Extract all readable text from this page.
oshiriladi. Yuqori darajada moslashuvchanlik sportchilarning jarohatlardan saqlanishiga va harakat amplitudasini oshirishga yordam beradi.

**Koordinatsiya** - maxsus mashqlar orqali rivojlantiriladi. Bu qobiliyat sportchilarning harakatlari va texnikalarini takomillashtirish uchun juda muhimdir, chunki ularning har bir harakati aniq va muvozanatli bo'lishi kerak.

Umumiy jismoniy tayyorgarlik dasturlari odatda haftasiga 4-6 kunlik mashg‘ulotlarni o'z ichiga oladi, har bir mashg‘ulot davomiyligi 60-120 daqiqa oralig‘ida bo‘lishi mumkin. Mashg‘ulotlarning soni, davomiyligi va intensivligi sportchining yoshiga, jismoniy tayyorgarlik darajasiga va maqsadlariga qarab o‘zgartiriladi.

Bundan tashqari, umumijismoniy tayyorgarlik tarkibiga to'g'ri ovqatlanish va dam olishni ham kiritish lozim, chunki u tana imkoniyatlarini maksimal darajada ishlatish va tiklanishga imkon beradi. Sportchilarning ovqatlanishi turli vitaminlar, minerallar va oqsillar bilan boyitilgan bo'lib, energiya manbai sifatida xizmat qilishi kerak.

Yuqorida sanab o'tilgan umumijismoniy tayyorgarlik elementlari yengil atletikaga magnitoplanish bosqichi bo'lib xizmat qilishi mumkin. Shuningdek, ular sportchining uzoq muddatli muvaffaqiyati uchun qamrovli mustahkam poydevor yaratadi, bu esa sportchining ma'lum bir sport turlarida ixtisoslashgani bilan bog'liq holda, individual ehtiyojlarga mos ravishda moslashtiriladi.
----
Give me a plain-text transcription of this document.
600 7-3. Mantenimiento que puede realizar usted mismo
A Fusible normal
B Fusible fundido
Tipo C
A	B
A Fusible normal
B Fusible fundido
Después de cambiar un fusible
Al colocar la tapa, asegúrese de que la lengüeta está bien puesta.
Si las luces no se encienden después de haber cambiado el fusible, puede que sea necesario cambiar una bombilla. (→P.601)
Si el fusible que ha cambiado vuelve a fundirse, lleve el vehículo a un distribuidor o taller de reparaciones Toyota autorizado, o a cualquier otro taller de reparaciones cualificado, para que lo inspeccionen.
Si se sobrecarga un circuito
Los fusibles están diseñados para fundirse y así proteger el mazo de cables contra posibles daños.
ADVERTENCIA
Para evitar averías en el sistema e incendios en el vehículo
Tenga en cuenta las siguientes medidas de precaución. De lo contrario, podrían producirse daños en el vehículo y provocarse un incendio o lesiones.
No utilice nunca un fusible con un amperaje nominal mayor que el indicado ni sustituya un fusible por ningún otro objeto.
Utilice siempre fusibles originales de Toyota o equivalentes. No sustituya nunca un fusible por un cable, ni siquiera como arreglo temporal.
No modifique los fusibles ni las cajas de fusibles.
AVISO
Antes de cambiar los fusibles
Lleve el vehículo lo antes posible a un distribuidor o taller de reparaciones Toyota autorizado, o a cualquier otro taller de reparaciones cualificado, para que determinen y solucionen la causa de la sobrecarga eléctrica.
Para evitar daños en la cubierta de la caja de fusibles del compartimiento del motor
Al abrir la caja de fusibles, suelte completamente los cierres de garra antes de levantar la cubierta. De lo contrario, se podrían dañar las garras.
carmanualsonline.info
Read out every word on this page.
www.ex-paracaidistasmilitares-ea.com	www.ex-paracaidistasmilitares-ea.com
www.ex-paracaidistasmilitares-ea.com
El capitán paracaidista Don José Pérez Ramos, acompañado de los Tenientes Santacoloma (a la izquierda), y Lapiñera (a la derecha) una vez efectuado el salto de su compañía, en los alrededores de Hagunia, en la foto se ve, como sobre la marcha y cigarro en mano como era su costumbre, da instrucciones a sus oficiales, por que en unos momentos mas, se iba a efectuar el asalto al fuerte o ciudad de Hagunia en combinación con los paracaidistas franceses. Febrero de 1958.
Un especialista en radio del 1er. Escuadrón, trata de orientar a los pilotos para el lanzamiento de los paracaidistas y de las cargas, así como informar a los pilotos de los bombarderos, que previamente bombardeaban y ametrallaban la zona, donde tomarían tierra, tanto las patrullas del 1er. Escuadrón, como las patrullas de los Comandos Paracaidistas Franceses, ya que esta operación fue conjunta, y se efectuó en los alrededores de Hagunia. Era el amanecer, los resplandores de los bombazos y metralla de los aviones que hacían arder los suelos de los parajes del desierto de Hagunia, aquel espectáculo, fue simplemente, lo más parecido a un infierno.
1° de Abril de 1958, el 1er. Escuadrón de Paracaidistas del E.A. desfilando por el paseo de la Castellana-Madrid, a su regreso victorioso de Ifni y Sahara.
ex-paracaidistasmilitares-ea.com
----
- Direction: Only a number is needed: how many lines of the material above contain "evitar"?

- Worked answer: 2